[Begin Entries shown]

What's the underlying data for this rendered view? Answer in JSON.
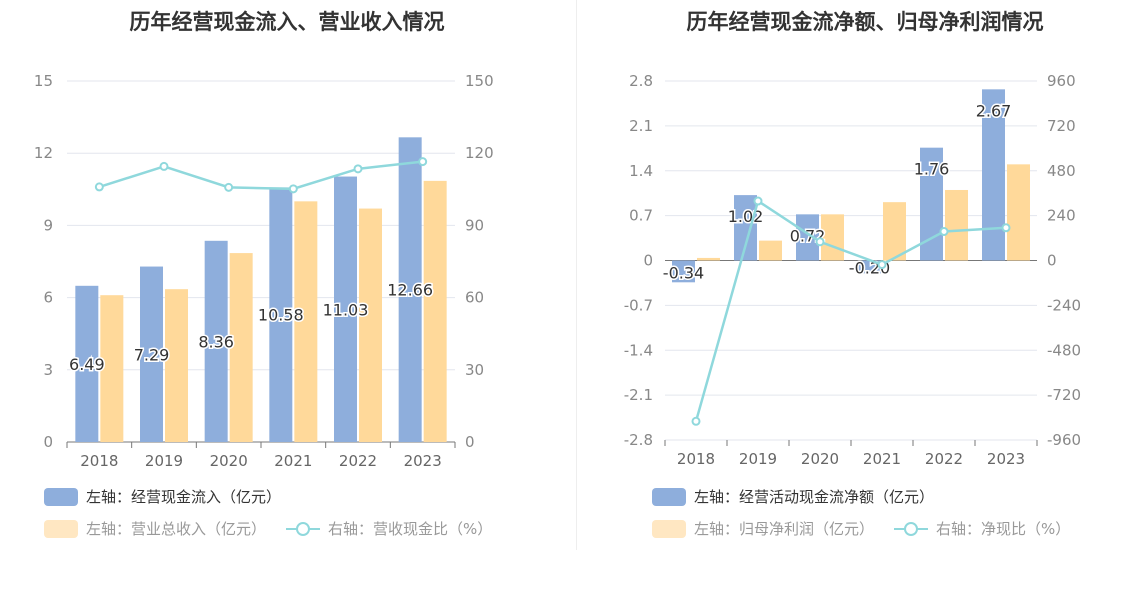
{
  "chart_data": [
    {
      "type": "bar",
      "title": "历年经营现金流入、营业收入情况",
      "categories": [
        "2018",
        "2019",
        "2020",
        "2021",
        "2022",
        "2023"
      ],
      "y_left": {
        "range": [
          0,
          15
        ],
        "ticks": [
          "0",
          "3",
          "6",
          "9",
          "12",
          "15"
        ]
      },
      "y_right": {
        "range": [
          0,
          150
        ],
        "ticks": [
          "0",
          "30",
          "60",
          "90",
          "120",
          "150"
        ]
      },
      "series": [
        {
          "name": "左轴：经营现金流入（亿元）",
          "kind": "bar",
          "axis": "left",
          "color": "#8eaedc",
          "values": [
            6.49,
            7.29,
            8.36,
            10.58,
            11.03,
            12.66
          ],
          "labels": [
            "6.49",
            "7.29",
            "8.36",
            "10.58",
            "11.03",
            "12.66"
          ]
        },
        {
          "name": "左轴：营业总收入（亿元）",
          "kind": "bar",
          "axis": "left",
          "color": "#ffd99a",
          "values": [
            6.1,
            6.35,
            7.85,
            10.0,
            9.7,
            10.85
          ]
        },
        {
          "name": "右轴：营收现金比（%）",
          "kind": "line",
          "axis": "right",
          "color": "#8fd8dc",
          "values": [
            106,
            114.5,
            105.8,
            105.2,
            113.5,
            116.5
          ]
        }
      ],
      "grid": true,
      "legend_position": "bottom-left"
    },
    {
      "type": "bar",
      "title": "历年经营现金流净额、归母净利润情况",
      "categories": [
        "2018",
        "2019",
        "2020",
        "2021",
        "2022",
        "2023"
      ],
      "y_left": {
        "range": [
          -2.8,
          2.8
        ],
        "ticks": [
          "2.8",
          "2.1",
          "1.4",
          "0.7",
          "0",
          "-0.7",
          "-1.4",
          "-2.1",
          "-2.8"
        ]
      },
      "y_right": {
        "range": [
          -960,
          960
        ],
        "ticks": [
          "960",
          "720",
          "480",
          "240",
          "0",
          "-240",
          "-480",
          "-720",
          "-960"
        ]
      },
      "series": [
        {
          "name": "左轴：经营活动现金流净额（亿元）",
          "kind": "bar",
          "axis": "left",
          "color": "#8eaedc",
          "values": [
            -0.34,
            1.02,
            0.72,
            -0.2,
            1.76,
            2.67
          ],
          "labels": [
            "-0.34",
            "1.02",
            "0.72",
            "-0.20",
            "1.76",
            "2.67"
          ]
        },
        {
          "name": "左轴：归母净利润（亿元）",
          "kind": "bar",
          "axis": "left",
          "color": "#ffd99a",
          "values": [
            0.04,
            0.31,
            0.72,
            0.91,
            1.1,
            1.5
          ]
        },
        {
          "name": "右轴：净现比（%）",
          "kind": "line",
          "axis": "right",
          "color": "#8fd8dc",
          "values": [
            -860,
            318,
            100,
            -22,
            155,
            175
          ]
        }
      ],
      "grid": true,
      "legend_position": "bottom-left"
    }
  ]
}
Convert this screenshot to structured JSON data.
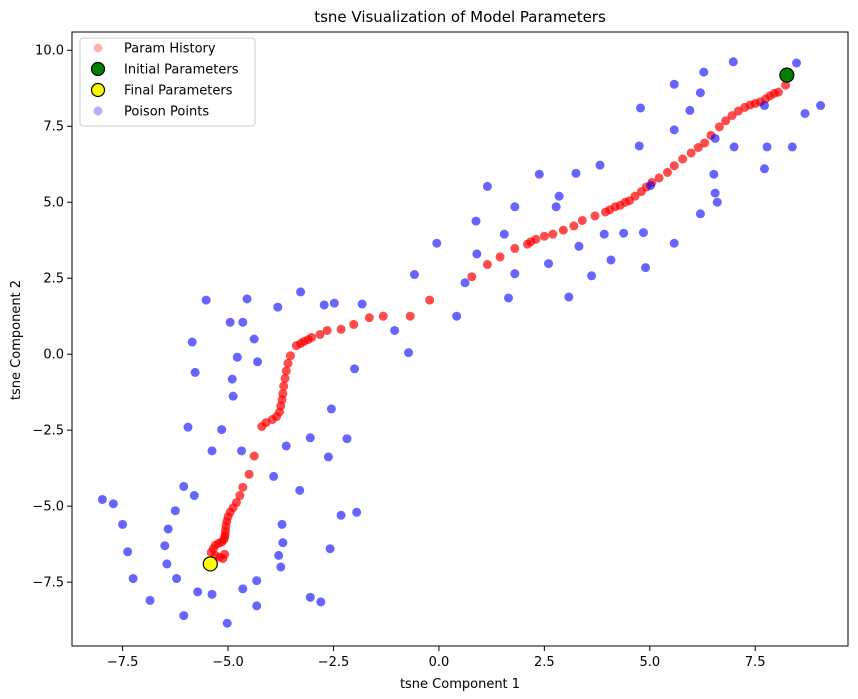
{
  "chart_data": {
    "type": "scatter",
    "title": "tsne Visualization of Model Parameters",
    "xlabel": "tsne Component 1",
    "ylabel": "tsne Component 2",
    "xlim": [
      -8.7,
      9.7
    ],
    "ylim": [
      -9.6,
      10.6
    ],
    "xticks": [
      -7.5,
      -5.0,
      -2.5,
      0.0,
      2.5,
      5.0,
      7.5
    ],
    "xtick_labels": [
      "−7.5",
      "−5.0",
      "−2.5",
      "0.0",
      "2.5",
      "5.0",
      "7.5"
    ],
    "yticks": [
      -7.5,
      -5.0,
      -2.5,
      0.0,
      2.5,
      5.0,
      7.5,
      10.0
    ],
    "ytick_labels": [
      "−7.5",
      "−5.0",
      "−2.5",
      "0.0",
      "2.5",
      "5.0",
      "7.5",
      "10.0"
    ],
    "grid": false,
    "legend_position": "top-left",
    "series": [
      {
        "name": "Param History",
        "color": "#ff0000",
        "marker": "circle",
        "points": [
          [
            8.22,
            8.85
          ],
          [
            8.05,
            8.62
          ],
          [
            7.95,
            8.58
          ],
          [
            7.85,
            8.5
          ],
          [
            7.75,
            8.4
          ],
          [
            7.62,
            8.3
          ],
          [
            7.5,
            8.25
          ],
          [
            7.38,
            8.2
          ],
          [
            7.25,
            8.12
          ],
          [
            7.1,
            8.0
          ],
          [
            6.95,
            7.85
          ],
          [
            6.8,
            7.68
          ],
          [
            6.65,
            7.48
          ],
          [
            6.45,
            7.2
          ],
          [
            6.3,
            6.95
          ],
          [
            6.15,
            6.8
          ],
          [
            5.98,
            6.62
          ],
          [
            5.78,
            6.42
          ],
          [
            5.58,
            6.2
          ],
          [
            5.42,
            5.98
          ],
          [
            5.22,
            5.8
          ],
          [
            5.05,
            5.65
          ],
          [
            4.92,
            5.5
          ],
          [
            4.8,
            5.35
          ],
          [
            4.65,
            5.2
          ],
          [
            4.52,
            5.05
          ],
          [
            4.42,
            5.0
          ],
          [
            4.3,
            4.9
          ],
          [
            4.18,
            4.85
          ],
          [
            4.05,
            4.75
          ],
          [
            3.95,
            4.68
          ],
          [
            3.7,
            4.55
          ],
          [
            3.4,
            4.4
          ],
          [
            3.2,
            4.22
          ],
          [
            2.95,
            4.08
          ],
          [
            2.7,
            3.95
          ],
          [
            2.5,
            3.88
          ],
          [
            2.3,
            3.78
          ],
          [
            2.18,
            3.7
          ],
          [
            2.1,
            3.62
          ],
          [
            1.8,
            3.48
          ],
          [
            1.45,
            3.2
          ],
          [
            1.15,
            2.95
          ],
          [
            0.78,
            2.55
          ],
          [
            -0.22,
            1.78
          ],
          [
            -0.68,
            1.25
          ],
          [
            -1.32,
            1.25
          ],
          [
            -1.65,
            1.2
          ],
          [
            -2.02,
            0.98
          ],
          [
            -2.32,
            0.82
          ],
          [
            -2.65,
            0.78
          ],
          [
            -2.82,
            0.65
          ],
          [
            -3.02,
            0.55
          ],
          [
            -3.1,
            0.48
          ],
          [
            -3.2,
            0.42
          ],
          [
            -3.28,
            0.35
          ],
          [
            -3.38,
            0.28
          ],
          [
            -3.52,
            -0.05
          ],
          [
            -3.58,
            -0.3
          ],
          [
            -3.62,
            -0.55
          ],
          [
            -3.65,
            -0.8
          ],
          [
            -3.68,
            -1.05
          ],
          [
            -3.7,
            -1.3
          ],
          [
            -3.72,
            -1.5
          ],
          [
            -3.75,
            -1.7
          ],
          [
            -3.78,
            -1.9
          ],
          [
            -3.85,
            -2.05
          ],
          [
            -3.95,
            -2.15
          ],
          [
            -4.1,
            -2.25
          ],
          [
            -4.2,
            -2.38
          ],
          [
            -4.38,
            -3.35
          ],
          [
            -4.5,
            -3.95
          ],
          [
            -4.65,
            -4.38
          ],
          [
            -4.72,
            -4.65
          ],
          [
            -4.8,
            -4.88
          ],
          [
            -4.88,
            -5.05
          ],
          [
            -4.95,
            -5.2
          ],
          [
            -5.0,
            -5.35
          ],
          [
            -5.03,
            -5.5
          ],
          [
            -5.05,
            -5.65
          ],
          [
            -5.06,
            -5.8
          ],
          [
            -5.07,
            -5.92
          ],
          [
            -5.08,
            -6.02
          ],
          [
            -5.1,
            -6.1
          ],
          [
            -5.15,
            -6.18
          ],
          [
            -5.22,
            -6.22
          ],
          [
            -5.3,
            -6.28
          ],
          [
            -5.35,
            -6.4
          ],
          [
            -5.4,
            -6.52
          ],
          [
            -5.3,
            -6.62
          ],
          [
            -5.2,
            -6.68
          ],
          [
            -5.12,
            -6.72
          ],
          [
            -5.08,
            -6.58
          ]
        ]
      },
      {
        "name": "Initial Parameters",
        "color": "#008000",
        "marker": "circle-edge",
        "points": [
          [
            8.25,
            9.18
          ]
        ]
      },
      {
        "name": "Final Parameters",
        "color": "#ffff00",
        "marker": "circle-edge",
        "points": [
          [
            -5.42,
            -6.9
          ]
        ]
      },
      {
        "name": "Poison Points",
        "color": "#0000ff",
        "marker": "circle",
        "points": [
          [
            6.98,
            9.62
          ],
          [
            8.48,
            9.58
          ],
          [
            5.58,
            8.88
          ],
          [
            6.28,
            9.28
          ],
          [
            6.2,
            8.6
          ],
          [
            4.78,
            8.1
          ],
          [
            5.95,
            8.02
          ],
          [
            8.68,
            7.92
          ],
          [
            9.05,
            8.18
          ],
          [
            7.72,
            8.18
          ],
          [
            5.58,
            7.38
          ],
          [
            6.55,
            7.1
          ],
          [
            7.0,
            6.82
          ],
          [
            7.78,
            6.82
          ],
          [
            8.38,
            6.82
          ],
          [
            4.75,
            6.85
          ],
          [
            7.72,
            6.1
          ],
          [
            6.52,
            5.92
          ],
          [
            3.82,
            6.22
          ],
          [
            3.25,
            5.95
          ],
          [
            2.38,
            5.92
          ],
          [
            1.15,
            5.52
          ],
          [
            6.55,
            5.3
          ],
          [
            2.85,
            5.2
          ],
          [
            5.02,
            5.55
          ],
          [
            1.8,
            4.85
          ],
          [
            2.78,
            4.85
          ],
          [
            6.6,
            5.0
          ],
          [
            0.88,
            4.38
          ],
          [
            1.55,
            3.95
          ],
          [
            3.92,
            3.95
          ],
          [
            4.38,
            3.98
          ],
          [
            4.85,
            4.0
          ],
          [
            6.2,
            4.62
          ],
          [
            -0.05,
            3.65
          ],
          [
            3.32,
            3.55
          ],
          [
            0.9,
            3.3
          ],
          [
            5.58,
            3.65
          ],
          [
            4.08,
            3.1
          ],
          [
            2.6,
            2.98
          ],
          [
            4.9,
            2.85
          ],
          [
            -0.58,
            2.62
          ],
          [
            1.8,
            2.65
          ],
          [
            3.62,
            2.58
          ],
          [
            0.62,
            2.35
          ],
          [
            1.65,
            1.85
          ],
          [
            3.08,
            1.88
          ],
          [
            -3.28,
            2.05
          ],
          [
            -3.82,
            1.55
          ],
          [
            -2.48,
            1.68
          ],
          [
            -2.72,
            1.62
          ],
          [
            -1.82,
            1.65
          ],
          [
            0.42,
            1.25
          ],
          [
            -4.55,
            1.82
          ],
          [
            -5.52,
            1.78
          ],
          [
            -4.95,
            1.05
          ],
          [
            -4.65,
            1.05
          ],
          [
            -1.05,
            0.78
          ],
          [
            -5.85,
            0.4
          ],
          [
            -0.72,
            0.05
          ],
          [
            -4.38,
            0.5
          ],
          [
            -4.78,
            -0.1
          ],
          [
            -4.3,
            -0.25
          ],
          [
            -2.0,
            -0.48
          ],
          [
            -5.78,
            -0.6
          ],
          [
            -4.9,
            -0.82
          ],
          [
            -4.88,
            -1.38
          ],
          [
            -2.55,
            -1.8
          ],
          [
            -5.95,
            -2.4
          ],
          [
            -5.15,
            -2.48
          ],
          [
            -3.05,
            -2.75
          ],
          [
            -2.18,
            -2.78
          ],
          [
            -3.62,
            -3.02
          ],
          [
            -5.38,
            -3.18
          ],
          [
            -4.68,
            -3.18
          ],
          [
            -2.62,
            -3.38
          ],
          [
            -6.05,
            -4.35
          ],
          [
            -3.92,
            -4.02
          ],
          [
            -3.3,
            -4.48
          ],
          [
            -7.98,
            -4.78
          ],
          [
            -7.72,
            -4.92
          ],
          [
            -6.25,
            -5.15
          ],
          [
            -5.8,
            -4.65
          ],
          [
            -1.95,
            -5.2
          ],
          [
            -2.32,
            -5.3
          ],
          [
            -7.5,
            -5.6
          ],
          [
            -6.42,
            -5.75
          ],
          [
            -3.72,
            -5.6
          ],
          [
            -6.5,
            -6.3
          ],
          [
            -3.7,
            -6.2
          ],
          [
            -2.58,
            -6.4
          ],
          [
            -7.38,
            -6.5
          ],
          [
            -3.8,
            -6.62
          ],
          [
            -6.45,
            -6.9
          ],
          [
            -3.75,
            -7.0
          ],
          [
            -6.22,
            -7.38
          ],
          [
            -7.25,
            -7.38
          ],
          [
            -4.32,
            -7.45
          ],
          [
            -4.65,
            -7.72
          ],
          [
            -5.72,
            -7.82
          ],
          [
            -5.38,
            -7.9
          ],
          [
            -3.05,
            -8.0
          ],
          [
            -2.8,
            -8.15
          ],
          [
            -6.85,
            -8.1
          ],
          [
            -4.32,
            -8.28
          ],
          [
            -6.05,
            -8.6
          ],
          [
            -5.02,
            -8.85
          ]
        ]
      }
    ]
  }
}
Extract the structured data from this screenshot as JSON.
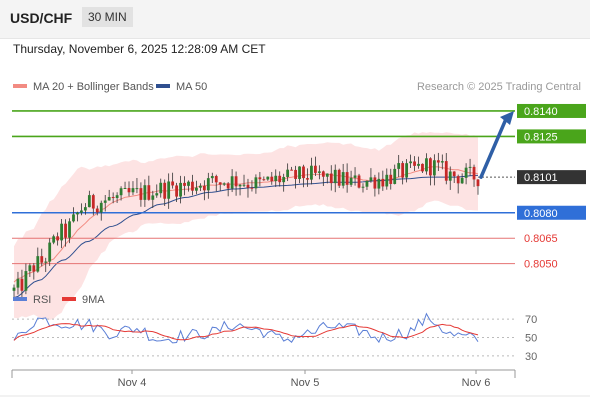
{
  "header": {
    "symbol": "USD/CHF",
    "timeframe": "30 MIN"
  },
  "datetime": "Thursday, November 6, 2025 12:28:09 AM CET",
  "legend": {
    "ma20": "MA 20 + Bollinger Bands",
    "ma50": "MA 50",
    "rsi": "RSI",
    "rsi_ma": "9MA"
  },
  "watermark": "Research © 2025 Trading Central",
  "levels": [
    {
      "value": "0.8140",
      "kind": "resistance"
    },
    {
      "value": "0.8125",
      "kind": "resistance"
    },
    {
      "value": "0.8101",
      "kind": "current"
    },
    {
      "value": "0.8080",
      "kind": "pivot"
    },
    {
      "value": "0.8065",
      "kind": "support"
    },
    {
      "value": "0.8050",
      "kind": "support"
    }
  ],
  "colors": {
    "resistance": "#4aa51b",
    "pivot": "#2f6fd8",
    "support": "#e57373",
    "current": "#333333",
    "arrow": "#2f5fa6",
    "rsi": "#5b7fd6",
    "rsi_ma": "#e53935",
    "ma20": "#f28b82",
    "ma50": "#2f4f8f"
  },
  "chart_data": {
    "type": "candlestick",
    "price_range": [
      0.8038,
      0.815
    ],
    "x_labels": [
      "Nov 4",
      "Nov 5",
      "Nov 6"
    ],
    "price_anchors": [
      0.8034,
      0.805,
      0.8068,
      0.8085,
      0.8088,
      0.8091,
      0.8094,
      0.8096,
      0.8098,
      0.8099,
      0.8097,
      0.81,
      0.8102,
      0.81,
      0.8098,
      0.81,
      0.8104,
      0.8108,
      0.8102,
      0.8101
    ],
    "ma50_anchors": [
      0.803,
      0.804,
      0.8052,
      0.8063,
      0.8072,
      0.8079,
      0.8085,
      0.8089,
      0.8092,
      0.8094,
      0.8095,
      0.8096,
      0.8097,
      0.8098,
      0.8098,
      0.8099,
      0.81,
      0.8101,
      0.8101,
      0.8102
    ],
    "rsi_range": [
      20,
      80
    ],
    "rsi_levels": [
      30,
      50,
      70
    ],
    "rsi_anchors": [
      48,
      70,
      66,
      64,
      55,
      60,
      48,
      52,
      55,
      64,
      58,
      48,
      54,
      62,
      58,
      50,
      55,
      70,
      52,
      48
    ]
  }
}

[End Entries shown]

= Given exercise =
Gather each line from the entries above that includes the word "type".

= Reply =
      "type": "bar",
      "type": "bar",
    "type": "scatter",
    "type": "candlestick",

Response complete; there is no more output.